%%

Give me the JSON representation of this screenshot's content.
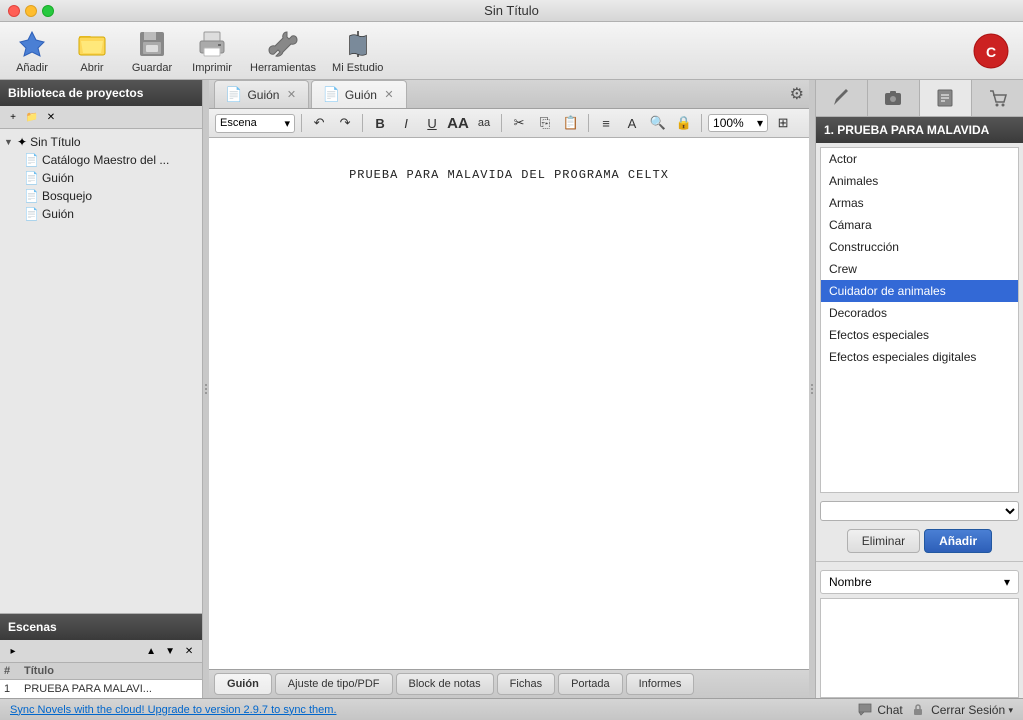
{
  "window": {
    "title": "Sin Título"
  },
  "toolbar": {
    "add_label": "Añadir",
    "open_label": "Abrir",
    "save_label": "Guardar",
    "print_label": "Imprimir",
    "tools_label": "Herramientas",
    "studio_label": "Mi Estudio"
  },
  "sidebar": {
    "header": "Biblioteca de proyectos",
    "tree": {
      "root": "Sin Título",
      "items": [
        {
          "label": "Catálogo Maestro del ...",
          "type": "catalog"
        },
        {
          "label": "Guión",
          "type": "script"
        },
        {
          "label": "Bosquejo",
          "type": "sketch"
        },
        {
          "label": "Guión",
          "type": "script"
        }
      ]
    }
  },
  "scenes": {
    "header": "Escenas",
    "columns": [
      "#",
      "Título"
    ],
    "rows": [
      {
        "num": "1",
        "title": "PRUEBA PARA MALAVI..."
      }
    ]
  },
  "tabs": [
    {
      "label": "Guión",
      "active": false
    },
    {
      "label": "Guión",
      "active": true
    }
  ],
  "format_toolbar": {
    "scene_select": "Escena",
    "zoom": "100%"
  },
  "script": {
    "text": "PRUEBA PARA MALAVIDA DEL PROGRAMA CELTX"
  },
  "bottom_tabs": [
    {
      "label": "Guión",
      "active": true
    },
    {
      "label": "Ajuste de tipo/PDF",
      "active": false
    },
    {
      "label": "Block de notas",
      "active": false
    },
    {
      "label": "Fichas",
      "active": false
    },
    {
      "label": "Portada",
      "active": false
    },
    {
      "label": "Informes",
      "active": false
    }
  ],
  "right_panel": {
    "scene_title": "1. PRUEBA PARA MALAVIDA",
    "categories": [
      "Actor",
      "Animales",
      "Armas",
      "Cámara",
      "Construcción",
      "Crew",
      "Cuidador de animales",
      "Decorados",
      "Efectos especiales",
      "Efectos especiales digitales"
    ],
    "selected_category": "Cuidador de animales",
    "delete_btn": "Eliminar",
    "add_btn": "Añadir",
    "name_header": "Nombre"
  },
  "status_bar": {
    "sync_text": "Sync Novels with the cloud! Upgrade to version 2.9.7 to sync them.",
    "chat_label": "Chat",
    "session_label": "Cerrar Sesión"
  }
}
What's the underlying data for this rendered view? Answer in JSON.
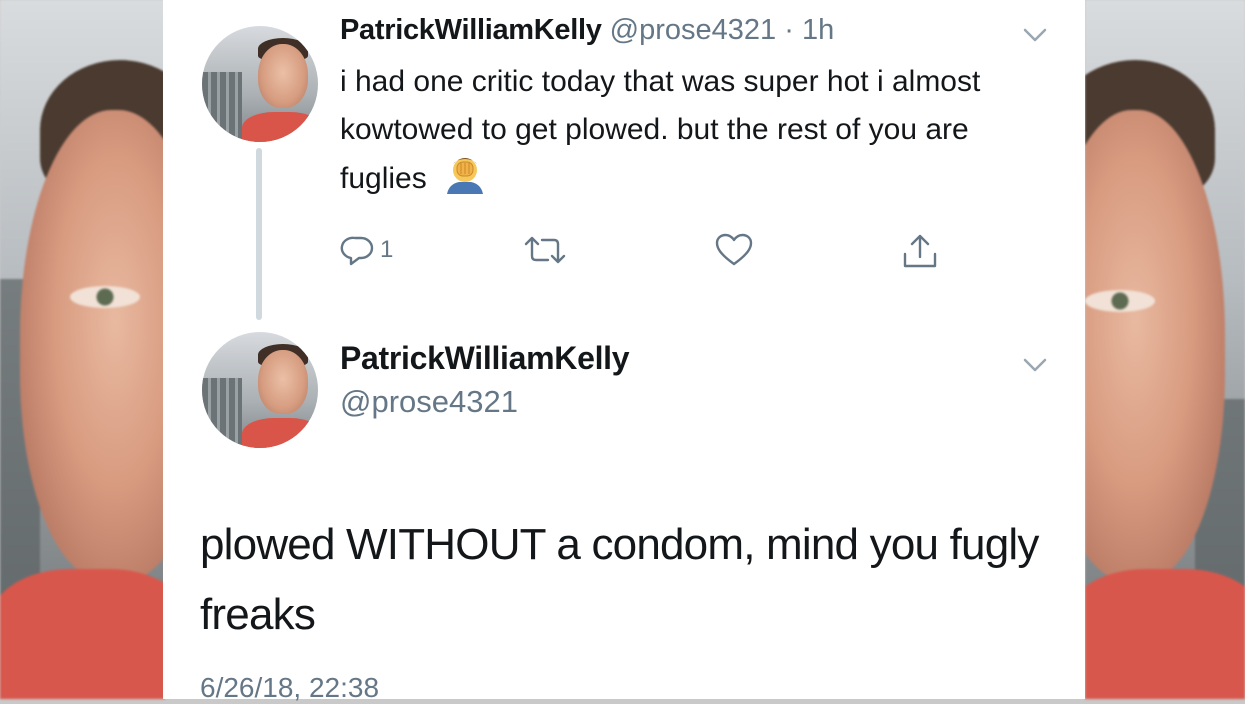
{
  "tweet1": {
    "display_name": "PatrickWilliamKelly",
    "handle": "@prose4321",
    "time": "· 1h",
    "text": "i had one critic today that was super hot i almost kowtowed to get plowed. but the rest of you are fuglies",
    "emoji": "face-palm-emoji",
    "reply_count": "1"
  },
  "tweet2": {
    "display_name": "PatrickWilliamKelly",
    "handle": "@prose4321",
    "text": "plowed WITHOUT a condom, mind you fugly freaks",
    "timestamp": "6/26/18, 22:38"
  },
  "icons": [
    "chevron-down-icon",
    "reply-icon",
    "retweet-icon",
    "like-icon",
    "share-icon"
  ],
  "colors": {
    "text": "#14171a",
    "secondary": "#657786",
    "thread_line": "#cfd9de",
    "background": "#ffffff"
  }
}
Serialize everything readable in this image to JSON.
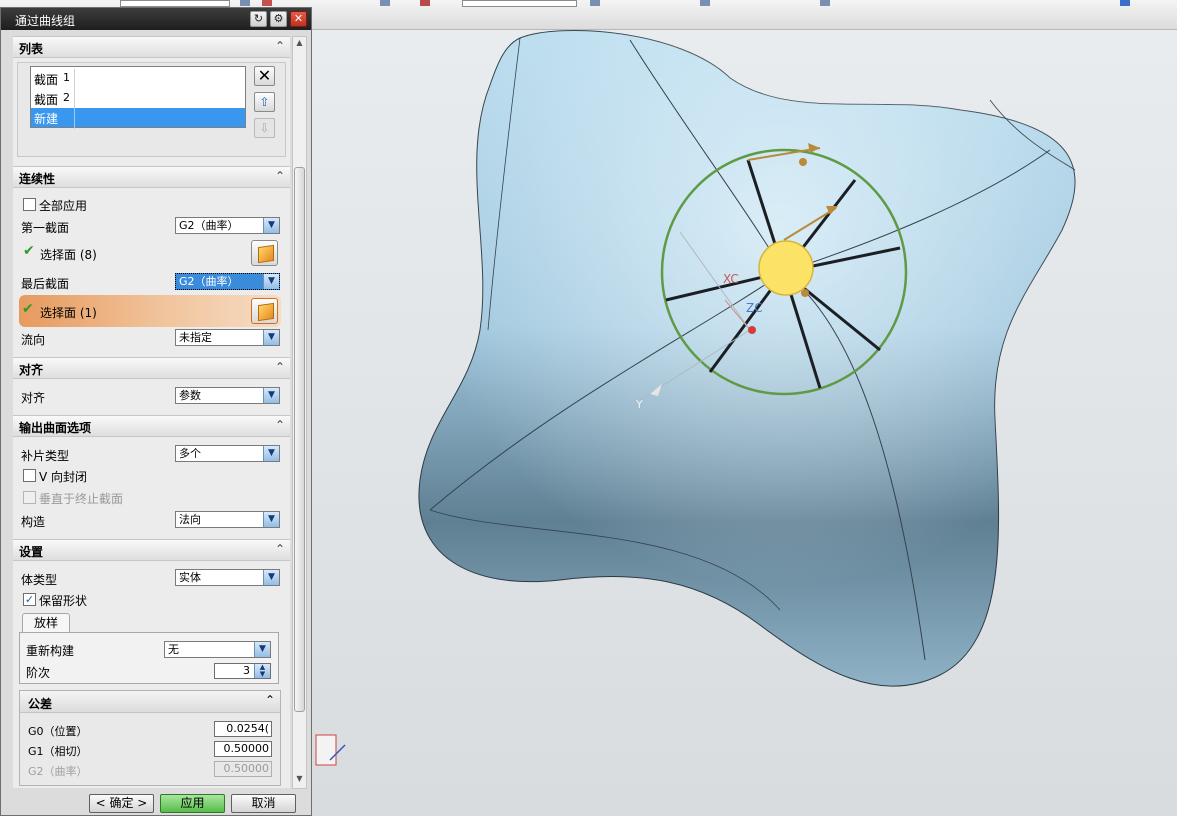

%%

__STATED PROBLEM__.
Retype each record exactly as it stands, but do not include the pictures.

__EXERCISE RESPONSE__.
Give me the JSON representation of this screenshot's content.
{
  "window": {
    "title": "Sin Título"
  },
  "toolbar": {
    "add_label": "Añadir",
    "open_label": "Abrir",
    "save_label": "Guardar",
    "print_label": "Imprimir",
    "tools_label": "Herramientas",
    "studio_label": "Mi Estudio"
  },
  "sidebar": {
    "header": "Biblioteca de proyectos",
    "tree": {
      "root": "Sin Título",
      "items": [
        {
          "label": "Catálogo Maestro del ...",
          "type": "catalog"
        },
        {
          "label": "Guión",
          "type": "script"
        },
        {
          "label": "Bosquejo",
          "type": "sketch"
        },
        {
          "label": "Guión",
          "type": "script"
        }
      ]
    }
  },
  "scenes": {
    "header": "Escenas",
    "columns": [
      "#",
      "Título"
    ],
    "rows": [
      {
        "num": "1",
        "title": "PRUEBA PARA MALAVI..."
      }
    ]
  },
  "tabs": [
    {
      "label": "Guión",
      "active": false
    },
    {
      "label": "Guión",
      "active": true
    }
  ],
  "format_toolbar": {
    "scene_select": "Escena",
    "zoom": "100%"
  },
  "script": {
    "text": "PRUEBA PARA MALAVIDA DEL PROGRAMA CELTX"
  },
  "bottom_tabs": [
    {
      "label": "Guión",
      "active": true
    },
    {
      "label": "Ajuste de tipo/PDF",
      "active": false
    },
    {
      "label": "Block de notas",
      "active": false
    },
    {
      "label": "Fichas",
      "active": false
    },
    {
      "label": "Portada",
      "active": false
    },
    {
      "label": "Informes",
      "active": false
    }
  ],
  "right_panel": {
    "scene_title": "1. PRUEBA PARA MALAVIDA",
    "categories": [
      "Actor",
      "Animales",
      "Armas",
      "Cámara",
      "Construcción",
      "Crew",
      "Cuidador de animales",
      "Decorados",
      "Efectos especiales",
      "Efectos especiales digitales"
    ],
    "selected_category": "Cuidador de animales",
    "delete_btn": "Eliminar",
    "add_btn": "Añadir",
    "name_header": "Nombre"
  },
  "status_bar": {
    "sync_text": "Sync Novels with the cloud! Upgrade to version 2.9.7 to sync them.",
    "chat_label": "Chat",
    "session_label": "Cerrar Sesión"
  }
}
What's the underlying data for this rendered view? Answer in JSON.
{
  "tweet1": {
    "display_name": "PatrickWilliamKelly",
    "handle": "@prose4321",
    "time": "· 1h",
    "text": "i had one critic today that was super hot i almost kowtowed to get plowed. but the rest of you are fuglies",
    "emoji": "face-palm-emoji",
    "reply_count": "1"
  },
  "tweet2": {
    "display_name": "PatrickWilliamKelly",
    "handle": "@prose4321",
    "text": "plowed WITHOUT a condom, mind you fugly freaks",
    "timestamp": "6/26/18, 22:38"
  },
  "icons": [
    "chevron-down-icon",
    "reply-icon",
    "retweet-icon",
    "like-icon",
    "share-icon"
  ],
  "colors": {
    "text": "#14171a",
    "secondary": "#657786",
    "thread_line": "#cfd9de",
    "background": "#ffffff"
  }
}
Serialize everything readable in this image to JSON.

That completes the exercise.